* Problem to work on *
Output each entry that follows exactly. Images stay out.

* Stored data *
[start]

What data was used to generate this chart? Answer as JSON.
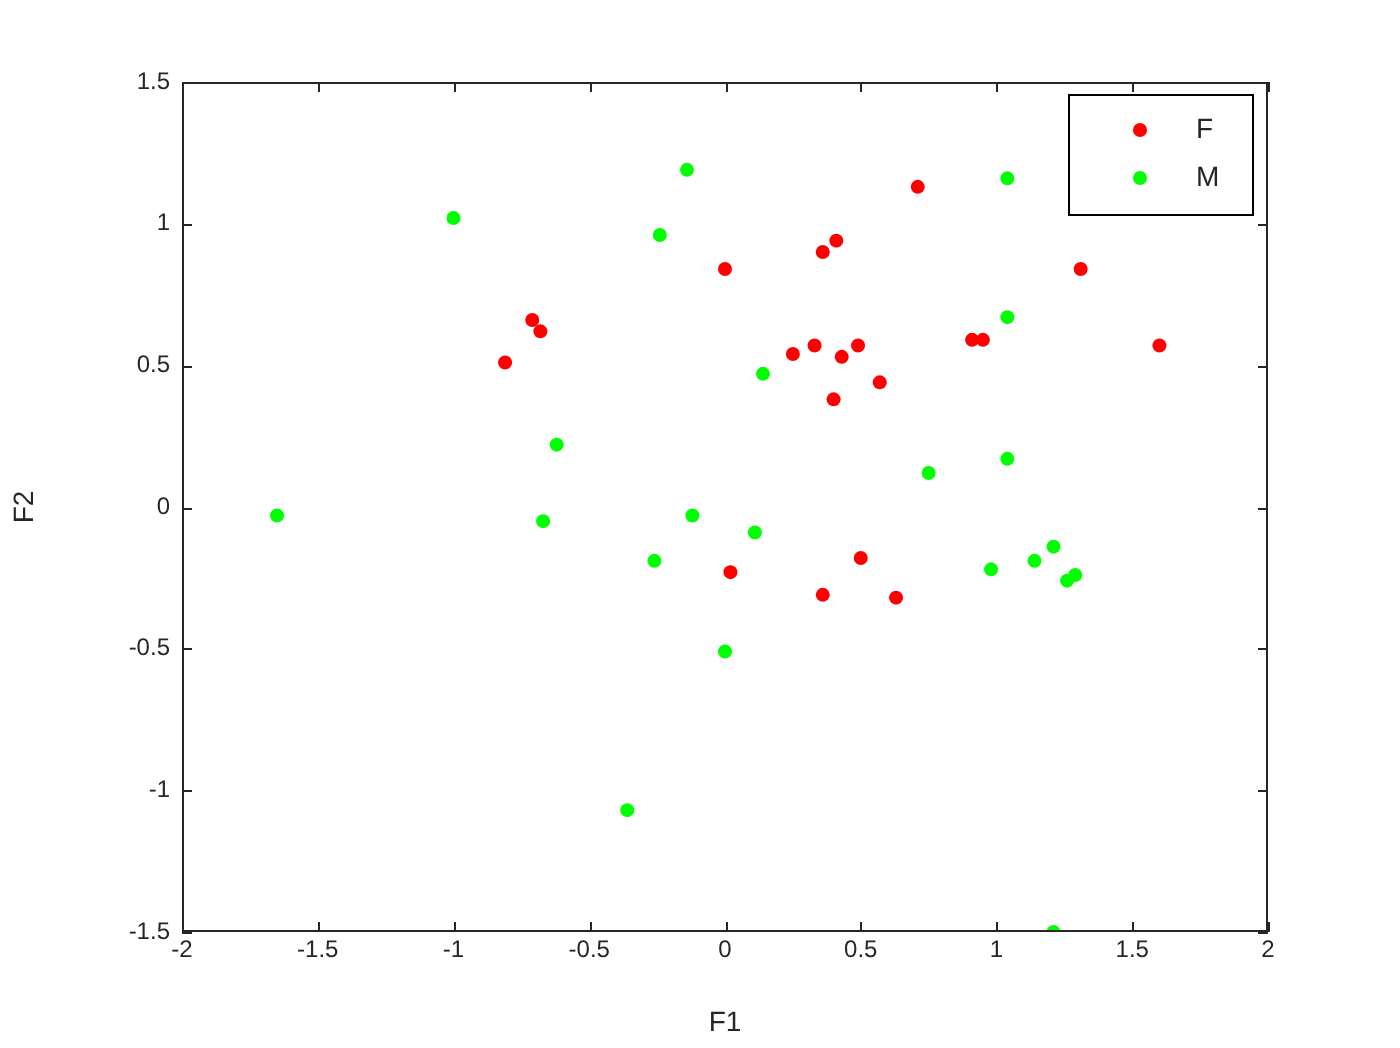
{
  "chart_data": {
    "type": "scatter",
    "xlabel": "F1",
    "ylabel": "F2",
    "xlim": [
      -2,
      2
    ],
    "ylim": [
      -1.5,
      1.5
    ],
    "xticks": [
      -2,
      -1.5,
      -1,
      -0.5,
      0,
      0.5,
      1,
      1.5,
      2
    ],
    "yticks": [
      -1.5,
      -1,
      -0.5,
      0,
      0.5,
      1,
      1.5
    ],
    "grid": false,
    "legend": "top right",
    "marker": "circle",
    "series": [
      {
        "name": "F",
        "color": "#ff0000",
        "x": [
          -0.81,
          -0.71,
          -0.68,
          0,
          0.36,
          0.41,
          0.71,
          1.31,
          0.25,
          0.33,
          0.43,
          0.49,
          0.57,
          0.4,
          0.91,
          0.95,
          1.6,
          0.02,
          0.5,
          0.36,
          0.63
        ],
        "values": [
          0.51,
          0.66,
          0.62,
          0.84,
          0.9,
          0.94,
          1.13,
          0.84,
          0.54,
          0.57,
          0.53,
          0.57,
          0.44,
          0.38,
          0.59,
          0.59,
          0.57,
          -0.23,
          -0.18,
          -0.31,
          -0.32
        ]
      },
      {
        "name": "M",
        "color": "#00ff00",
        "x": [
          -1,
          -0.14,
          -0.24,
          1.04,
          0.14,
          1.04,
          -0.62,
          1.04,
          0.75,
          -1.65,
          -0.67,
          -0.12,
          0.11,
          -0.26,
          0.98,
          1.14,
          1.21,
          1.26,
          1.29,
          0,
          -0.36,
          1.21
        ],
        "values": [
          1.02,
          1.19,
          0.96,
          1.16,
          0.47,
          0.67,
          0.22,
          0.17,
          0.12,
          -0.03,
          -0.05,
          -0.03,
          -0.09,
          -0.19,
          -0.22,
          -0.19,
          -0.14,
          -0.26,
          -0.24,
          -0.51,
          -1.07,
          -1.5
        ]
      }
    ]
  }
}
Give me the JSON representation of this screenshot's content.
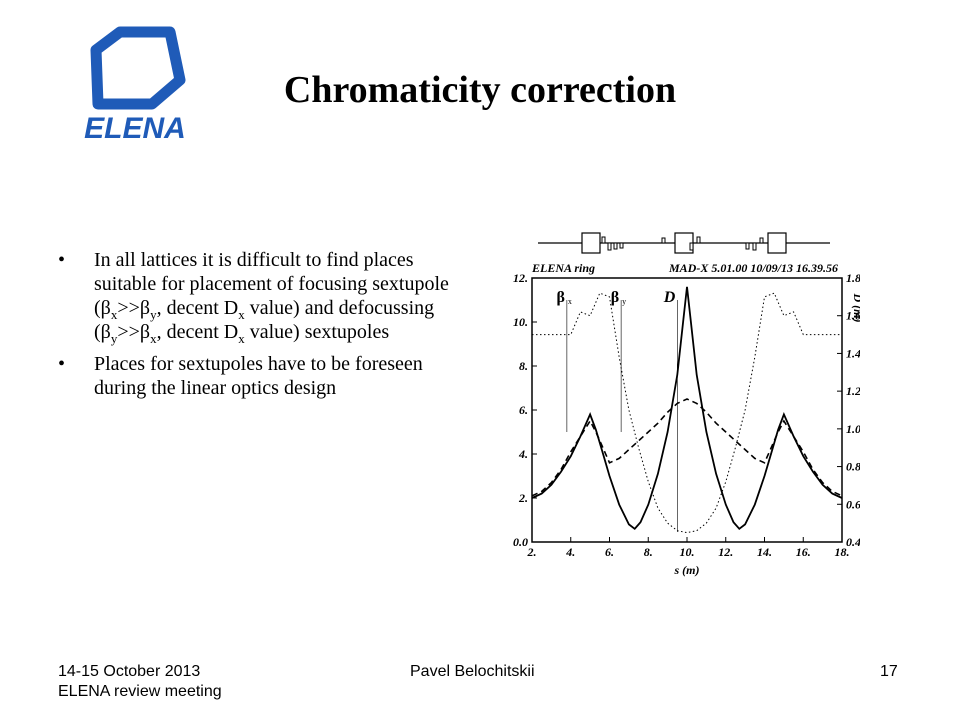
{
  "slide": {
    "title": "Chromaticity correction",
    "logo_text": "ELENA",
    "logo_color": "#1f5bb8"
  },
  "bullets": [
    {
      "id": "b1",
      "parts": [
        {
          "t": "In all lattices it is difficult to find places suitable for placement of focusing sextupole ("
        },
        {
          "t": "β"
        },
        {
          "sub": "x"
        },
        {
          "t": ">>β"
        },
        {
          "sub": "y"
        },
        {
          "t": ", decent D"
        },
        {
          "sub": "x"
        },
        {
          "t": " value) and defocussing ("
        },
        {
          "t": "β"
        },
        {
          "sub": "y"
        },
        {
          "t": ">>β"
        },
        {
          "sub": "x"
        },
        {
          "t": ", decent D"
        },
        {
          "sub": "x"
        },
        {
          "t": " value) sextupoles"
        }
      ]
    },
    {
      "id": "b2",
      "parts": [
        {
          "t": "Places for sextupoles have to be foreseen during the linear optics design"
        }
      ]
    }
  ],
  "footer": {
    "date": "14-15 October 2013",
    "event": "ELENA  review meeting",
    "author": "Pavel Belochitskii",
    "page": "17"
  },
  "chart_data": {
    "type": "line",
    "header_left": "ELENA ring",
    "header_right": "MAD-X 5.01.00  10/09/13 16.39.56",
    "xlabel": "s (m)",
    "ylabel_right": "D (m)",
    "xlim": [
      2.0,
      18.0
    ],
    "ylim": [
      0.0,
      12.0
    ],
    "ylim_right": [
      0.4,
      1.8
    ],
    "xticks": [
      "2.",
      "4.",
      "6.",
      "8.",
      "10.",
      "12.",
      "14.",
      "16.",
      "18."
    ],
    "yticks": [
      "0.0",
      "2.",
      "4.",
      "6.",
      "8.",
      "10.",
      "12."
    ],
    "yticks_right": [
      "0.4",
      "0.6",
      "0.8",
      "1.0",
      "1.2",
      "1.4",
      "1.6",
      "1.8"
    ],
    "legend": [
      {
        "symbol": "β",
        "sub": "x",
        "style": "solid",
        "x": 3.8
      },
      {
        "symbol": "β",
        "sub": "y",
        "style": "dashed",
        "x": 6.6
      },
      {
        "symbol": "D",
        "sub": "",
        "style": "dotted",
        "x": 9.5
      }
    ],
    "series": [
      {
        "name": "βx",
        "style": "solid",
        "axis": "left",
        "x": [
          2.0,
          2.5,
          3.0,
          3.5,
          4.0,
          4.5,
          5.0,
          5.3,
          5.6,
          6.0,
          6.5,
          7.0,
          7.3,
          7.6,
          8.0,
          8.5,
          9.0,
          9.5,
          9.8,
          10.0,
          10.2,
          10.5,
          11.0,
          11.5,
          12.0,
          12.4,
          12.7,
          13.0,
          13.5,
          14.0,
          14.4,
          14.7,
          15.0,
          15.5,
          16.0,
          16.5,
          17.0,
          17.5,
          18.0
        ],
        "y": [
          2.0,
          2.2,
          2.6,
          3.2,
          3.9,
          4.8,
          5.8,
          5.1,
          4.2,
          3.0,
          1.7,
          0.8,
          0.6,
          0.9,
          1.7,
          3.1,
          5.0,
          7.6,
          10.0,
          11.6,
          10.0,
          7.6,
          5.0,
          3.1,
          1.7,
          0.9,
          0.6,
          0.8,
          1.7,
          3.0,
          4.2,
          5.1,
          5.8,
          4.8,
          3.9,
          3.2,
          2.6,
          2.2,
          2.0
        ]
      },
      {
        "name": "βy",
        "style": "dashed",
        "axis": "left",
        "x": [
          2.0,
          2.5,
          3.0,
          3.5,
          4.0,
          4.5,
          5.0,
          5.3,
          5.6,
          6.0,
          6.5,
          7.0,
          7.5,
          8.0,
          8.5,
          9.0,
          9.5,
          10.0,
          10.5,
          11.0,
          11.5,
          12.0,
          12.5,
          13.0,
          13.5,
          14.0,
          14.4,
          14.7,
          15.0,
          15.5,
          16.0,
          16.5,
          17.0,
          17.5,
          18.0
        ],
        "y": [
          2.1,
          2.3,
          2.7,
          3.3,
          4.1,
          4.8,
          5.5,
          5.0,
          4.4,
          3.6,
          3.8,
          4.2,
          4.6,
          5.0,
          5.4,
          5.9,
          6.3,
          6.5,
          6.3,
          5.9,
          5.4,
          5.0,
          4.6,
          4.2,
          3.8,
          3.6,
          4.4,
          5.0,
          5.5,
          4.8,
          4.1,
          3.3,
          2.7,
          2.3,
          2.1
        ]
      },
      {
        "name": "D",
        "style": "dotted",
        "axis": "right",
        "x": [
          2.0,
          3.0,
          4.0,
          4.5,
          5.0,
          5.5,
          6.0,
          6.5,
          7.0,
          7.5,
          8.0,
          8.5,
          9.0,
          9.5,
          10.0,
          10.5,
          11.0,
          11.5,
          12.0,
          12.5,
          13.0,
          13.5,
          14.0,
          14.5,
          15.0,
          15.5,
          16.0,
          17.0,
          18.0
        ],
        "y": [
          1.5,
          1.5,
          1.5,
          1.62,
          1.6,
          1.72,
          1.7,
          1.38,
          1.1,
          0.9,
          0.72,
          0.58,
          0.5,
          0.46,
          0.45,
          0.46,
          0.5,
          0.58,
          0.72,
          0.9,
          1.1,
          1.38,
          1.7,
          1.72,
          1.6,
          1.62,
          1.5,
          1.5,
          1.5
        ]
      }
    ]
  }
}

[end]

* Written response *
What data was used to generate this chart? Answer as JSON.
{
  "chart_data": {
    "type": "scatter",
    "xlabel": "F1",
    "ylabel": "F2",
    "xlim": [
      -2,
      2
    ],
    "ylim": [
      -1.5,
      1.5
    ],
    "xticks": [
      -2,
      -1.5,
      -1,
      -0.5,
      0,
      0.5,
      1,
      1.5,
      2
    ],
    "yticks": [
      -1.5,
      -1,
      -0.5,
      0,
      0.5,
      1,
      1.5
    ],
    "grid": false,
    "legend": "top right",
    "marker": "circle",
    "series": [
      {
        "name": "F",
        "color": "#ff0000",
        "x": [
          -0.81,
          -0.71,
          -0.68,
          0,
          0.36,
          0.41,
          0.71,
          1.31,
          0.25,
          0.33,
          0.43,
          0.49,
          0.57,
          0.4,
          0.91,
          0.95,
          1.6,
          0.02,
          0.5,
          0.36,
          0.63
        ],
        "values": [
          0.51,
          0.66,
          0.62,
          0.84,
          0.9,
          0.94,
          1.13,
          0.84,
          0.54,
          0.57,
          0.53,
          0.57,
          0.44,
          0.38,
          0.59,
          0.59,
          0.57,
          -0.23,
          -0.18,
          -0.31,
          -0.32
        ]
      },
      {
        "name": "M",
        "color": "#00ff00",
        "x": [
          -1,
          -0.14,
          -0.24,
          1.04,
          0.14,
          1.04,
          -0.62,
          1.04,
          0.75,
          -1.65,
          -0.67,
          -0.12,
          0.11,
          -0.26,
          0.98,
          1.14,
          1.21,
          1.26,
          1.29,
          0,
          -0.36,
          1.21
        ],
        "values": [
          1.02,
          1.19,
          0.96,
          1.16,
          0.47,
          0.67,
          0.22,
          0.17,
          0.12,
          -0.03,
          -0.05,
          -0.03,
          -0.09,
          -0.19,
          -0.22,
          -0.19,
          -0.14,
          -0.26,
          -0.24,
          -0.51,
          -1.07,
          -1.5
        ]
      }
    ]
  }
}
Give me the JSON representation of this screenshot's content.
{
  "slide": {
    "title": "Chromaticity correction",
    "logo_text": "ELENA",
    "logo_color": "#1f5bb8"
  },
  "bullets": [
    {
      "id": "b1",
      "parts": [
        {
          "t": "In all lattices it is difficult to find places suitable for placement of focusing sextupole ("
        },
        {
          "t": "β"
        },
        {
          "sub": "x"
        },
        {
          "t": ">>β"
        },
        {
          "sub": "y"
        },
        {
          "t": ", decent D"
        },
        {
          "sub": "x"
        },
        {
          "t": " value) and defocussing ("
        },
        {
          "t": "β"
        },
        {
          "sub": "y"
        },
        {
          "t": ">>β"
        },
        {
          "sub": "x"
        },
        {
          "t": ", decent D"
        },
        {
          "sub": "x"
        },
        {
          "t": " value) sextupoles"
        }
      ]
    },
    {
      "id": "b2",
      "parts": [
        {
          "t": "Places for sextupoles have to be foreseen during the linear optics design"
        }
      ]
    }
  ],
  "footer": {
    "date": "14-15 October 2013",
    "event": "ELENA  review meeting",
    "author": "Pavel Belochitskii",
    "page": "17"
  },
  "chart_data": {
    "type": "line",
    "header_left": "ELENA ring",
    "header_right": "MAD-X 5.01.00  10/09/13 16.39.56",
    "xlabel": "s (m)",
    "ylabel_right": "D (m)",
    "xlim": [
      2.0,
      18.0
    ],
    "ylim": [
      0.0,
      12.0
    ],
    "ylim_right": [
      0.4,
      1.8
    ],
    "xticks": [
      "2.",
      "4.",
      "6.",
      "8.",
      "10.",
      "12.",
      "14.",
      "16.",
      "18."
    ],
    "yticks": [
      "0.0",
      "2.",
      "4.",
      "6.",
      "8.",
      "10.",
      "12."
    ],
    "yticks_right": [
      "0.4",
      "0.6",
      "0.8",
      "1.0",
      "1.2",
      "1.4",
      "1.6",
      "1.8"
    ],
    "legend": [
      {
        "symbol": "β",
        "sub": "x",
        "style": "solid",
        "x": 3.8
      },
      {
        "symbol": "β",
        "sub": "y",
        "style": "dashed",
        "x": 6.6
      },
      {
        "symbol": "D",
        "sub": "",
        "style": "dotted",
        "x": 9.5
      }
    ],
    "series": [
      {
        "name": "βx",
        "style": "solid",
        "axis": "left",
        "x": [
          2.0,
          2.5,
          3.0,
          3.5,
          4.0,
          4.5,
          5.0,
          5.3,
          5.6,
          6.0,
          6.5,
          7.0,
          7.3,
          7.6,
          8.0,
          8.5,
          9.0,
          9.5,
          9.8,
          10.0,
          10.2,
          10.5,
          11.0,
          11.5,
          12.0,
          12.4,
          12.7,
          13.0,
          13.5,
          14.0,
          14.4,
          14.7,
          15.0,
          15.5,
          16.0,
          16.5,
          17.0,
          17.5,
          18.0
        ],
        "y": [
          2.0,
          2.2,
          2.6,
          3.2,
          3.9,
          4.8,
          5.8,
          5.1,
          4.2,
          3.0,
          1.7,
          0.8,
          0.6,
          0.9,
          1.7,
          3.1,
          5.0,
          7.6,
          10.0,
          11.6,
          10.0,
          7.6,
          5.0,
          3.1,
          1.7,
          0.9,
          0.6,
          0.8,
          1.7,
          3.0,
          4.2,
          5.1,
          5.8,
          4.8,
          3.9,
          3.2,
          2.6,
          2.2,
          2.0
        ]
      },
      {
        "name": "βy",
        "style": "dashed",
        "axis": "left",
        "x": [
          2.0,
          2.5,
          3.0,
          3.5,
          4.0,
          4.5,
          5.0,
          5.3,
          5.6,
          6.0,
          6.5,
          7.0,
          7.5,
          8.0,
          8.5,
          9.0,
          9.5,
          10.0,
          10.5,
          11.0,
          11.5,
          12.0,
          12.5,
          13.0,
          13.5,
          14.0,
          14.4,
          14.7,
          15.0,
          15.5,
          16.0,
          16.5,
          17.0,
          17.5,
          18.0
        ],
        "y": [
          2.1,
          2.3,
          2.7,
          3.3,
          4.1,
          4.8,
          5.5,
          5.0,
          4.4,
          3.6,
          3.8,
          4.2,
          4.6,
          5.0,
          5.4,
          5.9,
          6.3,
          6.5,
          6.3,
          5.9,
          5.4,
          5.0,
          4.6,
          4.2,
          3.8,
          3.6,
          4.4,
          5.0,
          5.5,
          4.8,
          4.1,
          3.3,
          2.7,
          2.3,
          2.1
        ]
      },
      {
        "name": "D",
        "style": "dotted",
        "axis": "right",
        "x": [
          2.0,
          3.0,
          4.0,
          4.5,
          5.0,
          5.5,
          6.0,
          6.5,
          7.0,
          7.5,
          8.0,
          8.5,
          9.0,
          9.5,
          10.0,
          10.5,
          11.0,
          11.5,
          12.0,
          12.5,
          13.0,
          13.5,
          14.0,
          14.5,
          15.0,
          15.5,
          16.0,
          17.0,
          18.0
        ],
        "y": [
          1.5,
          1.5,
          1.5,
          1.62,
          1.6,
          1.72,
          1.7,
          1.38,
          1.1,
          0.9,
          0.72,
          0.58,
          0.5,
          0.46,
          0.45,
          0.46,
          0.5,
          0.58,
          0.72,
          0.9,
          1.1,
          1.38,
          1.7,
          1.72,
          1.6,
          1.62,
          1.5,
          1.5,
          1.5
        ]
      }
    ]
  }
}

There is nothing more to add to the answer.